#### WHAT YOU WILL DO:
Examine the material below. Gather every line in which the string "author" appears.

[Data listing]
%%

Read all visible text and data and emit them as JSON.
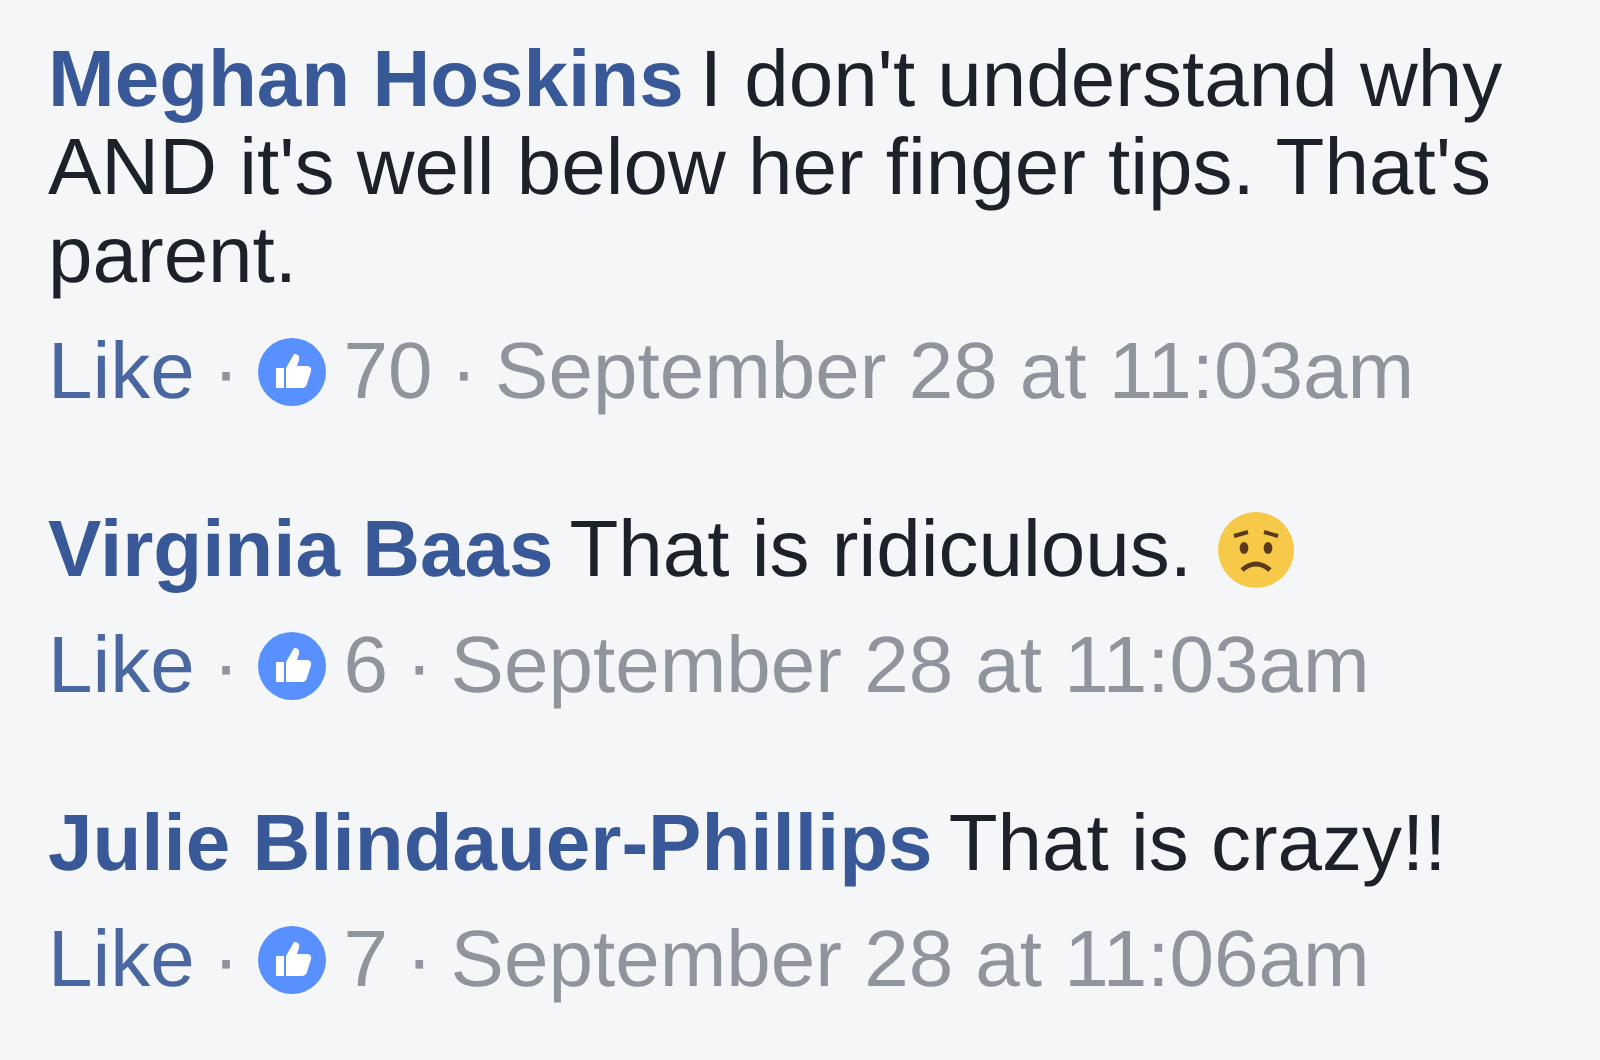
{
  "comments": [
    {
      "author": "Meghan Hoskins",
      "text_lines": [
        "I don't understand why",
        "AND it's well below her finger tips. That's",
        "parent."
      ],
      "emoji": false,
      "like_label": "Like",
      "separators": [
        "·",
        "·"
      ],
      "likes": "70",
      "time": "September 28 at 11:03am"
    },
    {
      "author": "Virginia Baas",
      "text_lines": [
        "That is ridiculous."
      ],
      "emoji": true,
      "like_label": "Like",
      "separators": [
        "·",
        "·"
      ],
      "likes": "6",
      "time": "September 28 at 11:03am"
    },
    {
      "author": "Julie Blindauer-Phillips",
      "text_lines": [
        "That is crazy!!"
      ],
      "emoji": false,
      "like_label": "Like",
      "separators": [
        "·",
        "·"
      ],
      "likes": "7",
      "time": "September 28 at 11:06am"
    }
  ]
}
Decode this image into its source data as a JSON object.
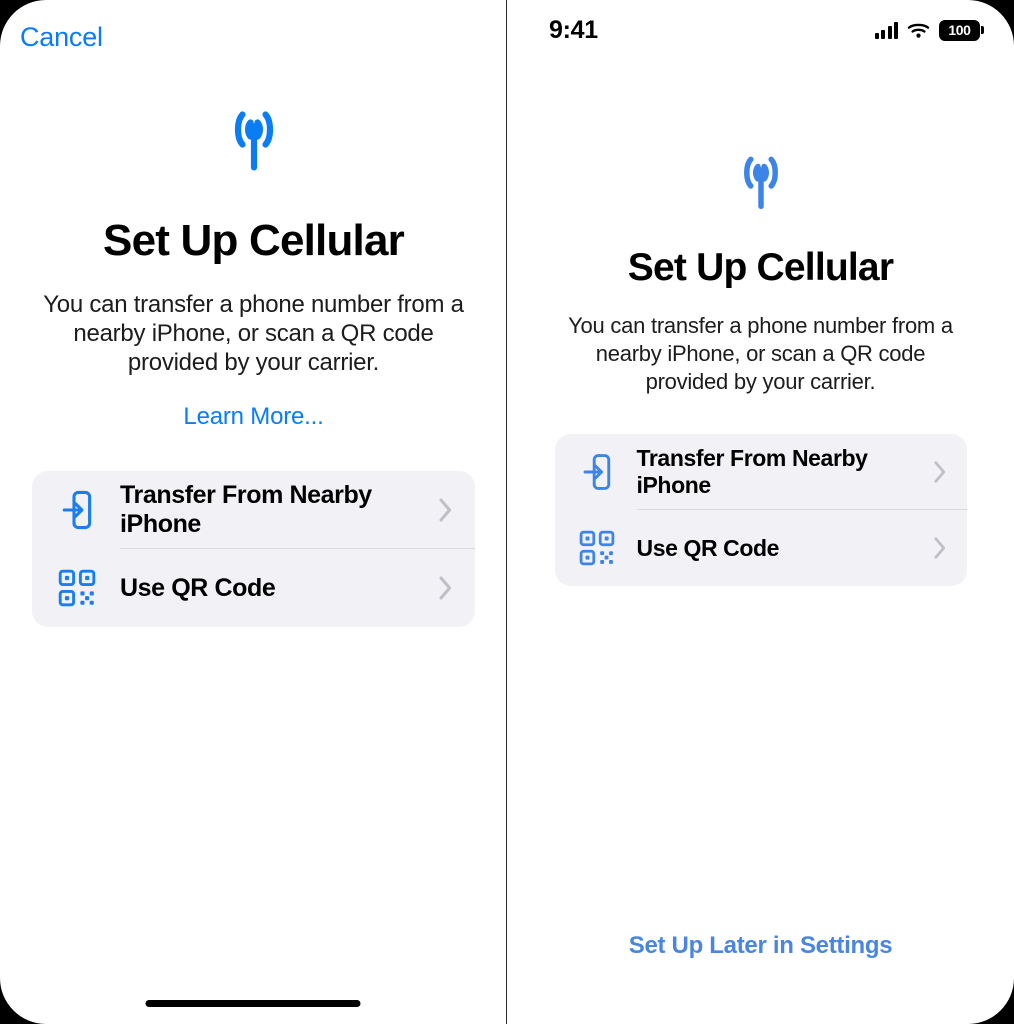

%%

#### COMPLETED EXERCISE:
      "author": "Meghan Hoskins",
      "author": "Virginia Baas",
      "author": "Julie Blindauer-Phillips",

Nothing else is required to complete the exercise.